_TEXTO DEL EJERCICIO_.

···

El Gobierno de Canarias y el Ministerio de Sanidad han confirmado que nueve bebés en las Islas han mostrado síntomas gastrointestinales relacionados con el consumo de fórmulas infantiles contaminadas por la toxina cereulida, producida por la bacteria Bacillus cereus. De estos casos, dos bebés requirieron hospitalización, aunque las autoridades subrayan que no se registraron situaciones graves.
A nivel nacional, se han notificado un total de 41 casos confirmados en diez comunidades autónomas. Entre estos, 13 menores han necesitado ser ingresados, incluyendo a los dos casos mencionados en Canarias, pero todos han recibido el alta médica.
La investigación epidemiológica indica que la mediana de edad de los afectados es de cuatro meses. Los síntomas más comunes incluyen vómitos y diarrea, que son típicos de la intoxicación provocada por esta toxina. En el caso de los bebés menores de seis meses, el riesgo de deshidratación es especialmente alto debido a la rapidez con que pueden agravarse los síntomas.
Además de los 41 casos confirmados, se están investigando otros diez con síntomas compatibles. Sin embargo, en nueve de ellos no se ha logrado identificar el lote de la fórmula consumida. A pesar de esto, solo un menor en toda España necesitó ser ingresado en la unidad de cuidados intensivos, aunque se aclaró que esto se debió a una infección respiratoria concurrente y no exclusivamente a los problemas gastrointestinales.

···

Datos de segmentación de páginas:
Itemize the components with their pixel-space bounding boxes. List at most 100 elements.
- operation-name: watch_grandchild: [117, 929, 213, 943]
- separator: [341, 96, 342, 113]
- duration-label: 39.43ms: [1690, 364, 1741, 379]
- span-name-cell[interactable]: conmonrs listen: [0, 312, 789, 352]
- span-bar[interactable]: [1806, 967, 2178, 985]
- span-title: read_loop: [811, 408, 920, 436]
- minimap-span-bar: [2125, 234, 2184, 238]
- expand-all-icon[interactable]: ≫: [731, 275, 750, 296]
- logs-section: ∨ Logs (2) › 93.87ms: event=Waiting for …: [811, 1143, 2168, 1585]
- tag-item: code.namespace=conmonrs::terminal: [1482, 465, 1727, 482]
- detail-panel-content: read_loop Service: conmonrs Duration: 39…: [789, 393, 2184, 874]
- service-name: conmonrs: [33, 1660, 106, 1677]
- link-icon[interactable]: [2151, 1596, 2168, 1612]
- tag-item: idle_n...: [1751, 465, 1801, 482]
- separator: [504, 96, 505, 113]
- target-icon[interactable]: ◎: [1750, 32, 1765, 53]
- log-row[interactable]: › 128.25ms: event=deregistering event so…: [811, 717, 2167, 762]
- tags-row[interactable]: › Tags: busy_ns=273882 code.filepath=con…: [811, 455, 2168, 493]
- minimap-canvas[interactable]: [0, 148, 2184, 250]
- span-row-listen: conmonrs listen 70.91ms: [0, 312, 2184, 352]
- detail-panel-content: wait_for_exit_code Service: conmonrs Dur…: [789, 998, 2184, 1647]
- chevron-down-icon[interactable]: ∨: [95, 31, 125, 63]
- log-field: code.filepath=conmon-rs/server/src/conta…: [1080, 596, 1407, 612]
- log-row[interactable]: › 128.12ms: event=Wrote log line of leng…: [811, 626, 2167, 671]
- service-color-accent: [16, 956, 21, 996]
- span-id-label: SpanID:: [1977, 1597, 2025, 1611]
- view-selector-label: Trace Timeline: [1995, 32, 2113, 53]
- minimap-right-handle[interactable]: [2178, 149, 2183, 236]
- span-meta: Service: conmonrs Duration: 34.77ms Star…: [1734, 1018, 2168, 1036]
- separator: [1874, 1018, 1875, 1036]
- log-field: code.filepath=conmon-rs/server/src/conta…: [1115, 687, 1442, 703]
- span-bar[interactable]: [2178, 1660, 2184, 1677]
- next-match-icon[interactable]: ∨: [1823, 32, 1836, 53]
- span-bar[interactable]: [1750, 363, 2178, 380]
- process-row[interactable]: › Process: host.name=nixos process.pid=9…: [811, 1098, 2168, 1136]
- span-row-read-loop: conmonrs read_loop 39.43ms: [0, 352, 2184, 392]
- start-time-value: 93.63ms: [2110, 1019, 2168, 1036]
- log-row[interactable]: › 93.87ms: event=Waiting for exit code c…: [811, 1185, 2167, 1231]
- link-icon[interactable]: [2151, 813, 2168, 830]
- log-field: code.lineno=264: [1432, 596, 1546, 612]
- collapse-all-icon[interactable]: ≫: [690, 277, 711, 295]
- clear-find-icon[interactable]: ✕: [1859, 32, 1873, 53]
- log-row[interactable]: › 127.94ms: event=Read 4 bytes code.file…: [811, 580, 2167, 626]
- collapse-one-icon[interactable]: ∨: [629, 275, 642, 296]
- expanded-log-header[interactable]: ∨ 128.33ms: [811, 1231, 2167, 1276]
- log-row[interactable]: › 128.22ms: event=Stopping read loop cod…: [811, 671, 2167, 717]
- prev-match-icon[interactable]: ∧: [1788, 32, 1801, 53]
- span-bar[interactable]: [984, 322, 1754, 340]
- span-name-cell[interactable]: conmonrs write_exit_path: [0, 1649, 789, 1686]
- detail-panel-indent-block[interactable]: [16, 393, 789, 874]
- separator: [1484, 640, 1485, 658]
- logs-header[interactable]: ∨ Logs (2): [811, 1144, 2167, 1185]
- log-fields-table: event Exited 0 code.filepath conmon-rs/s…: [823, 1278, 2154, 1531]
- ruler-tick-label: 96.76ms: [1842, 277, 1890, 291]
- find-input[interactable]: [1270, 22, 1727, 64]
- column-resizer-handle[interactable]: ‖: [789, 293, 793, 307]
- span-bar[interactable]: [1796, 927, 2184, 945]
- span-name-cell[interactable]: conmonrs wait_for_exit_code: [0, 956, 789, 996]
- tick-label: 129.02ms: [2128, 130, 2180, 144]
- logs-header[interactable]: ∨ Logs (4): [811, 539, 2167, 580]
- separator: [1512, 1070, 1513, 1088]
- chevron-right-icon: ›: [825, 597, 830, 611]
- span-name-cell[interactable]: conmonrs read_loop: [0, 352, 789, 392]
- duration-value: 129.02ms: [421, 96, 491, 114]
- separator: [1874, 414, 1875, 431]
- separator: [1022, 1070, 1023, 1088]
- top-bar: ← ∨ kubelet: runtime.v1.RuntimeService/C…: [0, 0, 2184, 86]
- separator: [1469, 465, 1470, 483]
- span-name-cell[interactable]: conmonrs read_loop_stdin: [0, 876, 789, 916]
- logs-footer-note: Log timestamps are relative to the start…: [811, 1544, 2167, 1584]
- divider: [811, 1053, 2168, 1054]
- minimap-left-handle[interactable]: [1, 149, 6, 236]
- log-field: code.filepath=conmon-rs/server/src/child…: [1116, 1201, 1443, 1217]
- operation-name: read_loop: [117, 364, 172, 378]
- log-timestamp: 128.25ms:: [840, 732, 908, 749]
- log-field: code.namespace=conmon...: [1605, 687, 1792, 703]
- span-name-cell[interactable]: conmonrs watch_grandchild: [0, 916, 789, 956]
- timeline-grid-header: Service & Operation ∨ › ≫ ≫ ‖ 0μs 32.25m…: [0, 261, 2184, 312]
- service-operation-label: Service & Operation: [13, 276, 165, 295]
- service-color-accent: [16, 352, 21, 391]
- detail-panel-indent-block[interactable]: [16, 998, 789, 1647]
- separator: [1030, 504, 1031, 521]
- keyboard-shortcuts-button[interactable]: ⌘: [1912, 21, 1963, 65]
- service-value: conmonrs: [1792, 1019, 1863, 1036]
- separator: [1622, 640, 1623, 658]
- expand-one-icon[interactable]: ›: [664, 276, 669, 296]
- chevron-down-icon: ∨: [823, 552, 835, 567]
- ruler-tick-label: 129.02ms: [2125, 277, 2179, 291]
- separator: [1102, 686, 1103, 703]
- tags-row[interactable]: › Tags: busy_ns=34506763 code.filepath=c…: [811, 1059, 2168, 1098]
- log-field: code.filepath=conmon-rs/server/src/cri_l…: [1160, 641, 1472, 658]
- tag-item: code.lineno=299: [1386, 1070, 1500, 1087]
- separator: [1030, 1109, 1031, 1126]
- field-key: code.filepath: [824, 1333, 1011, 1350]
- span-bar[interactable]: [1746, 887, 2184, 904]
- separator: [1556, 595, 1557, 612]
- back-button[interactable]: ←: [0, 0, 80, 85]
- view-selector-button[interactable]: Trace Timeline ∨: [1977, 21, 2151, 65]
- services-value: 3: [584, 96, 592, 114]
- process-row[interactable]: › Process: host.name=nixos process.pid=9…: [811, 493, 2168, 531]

···

_TRABAJO REQUERIDO_.
Redacte la continuación del texto sobre los bebés afectados por fórmulas infantiles contaminadas con cereulida, comenzando justo después de su última oración.

_RESULTADO DEL EJERCICIO_.
La Agencia Española de Seguridad Alimentaria y Nutrición (AESAN) ha emitido seis alertas entre el 12 de diciembre y el 17 de febrero con el fin de retirar varios lotes y marcas del mercado. Aunque el riesgo actual es considerado bajo gracias a esta retirada masiva, el ECDC advierte sobre la posibilidad de que algunas de estas fórmulas aún se encuentren en los hogares.
Siete países de la Unión Europea están investigando casos similares, aunque aún no se ha establecido una definición común para toda Europa. Las autoridades reconocen que es complicado vincular todos los casos, ya que los síntomas de la toxina cereulida son muy parecidos a los de infecciones virales comunes en invierno.
Desde Sanidad y las instituciones europeas se insiste en que los productos retirados no deben ser administrados bajo ningún concepto y deben ser devueltos al punto de venta. Ante la presencia de vómitos o diarrea persistente en lactantes, se recomienda consultar de inmediato con un pediatra, independientemente de si se sospecha o no del consumo de las marcas afectadas. El Ministerio de Sanidad mantiene una vigilancia activa junto a las comunidades autónomas y la AESAN para actualizar la información a medida que avanza la evaluación de este evento sanitario.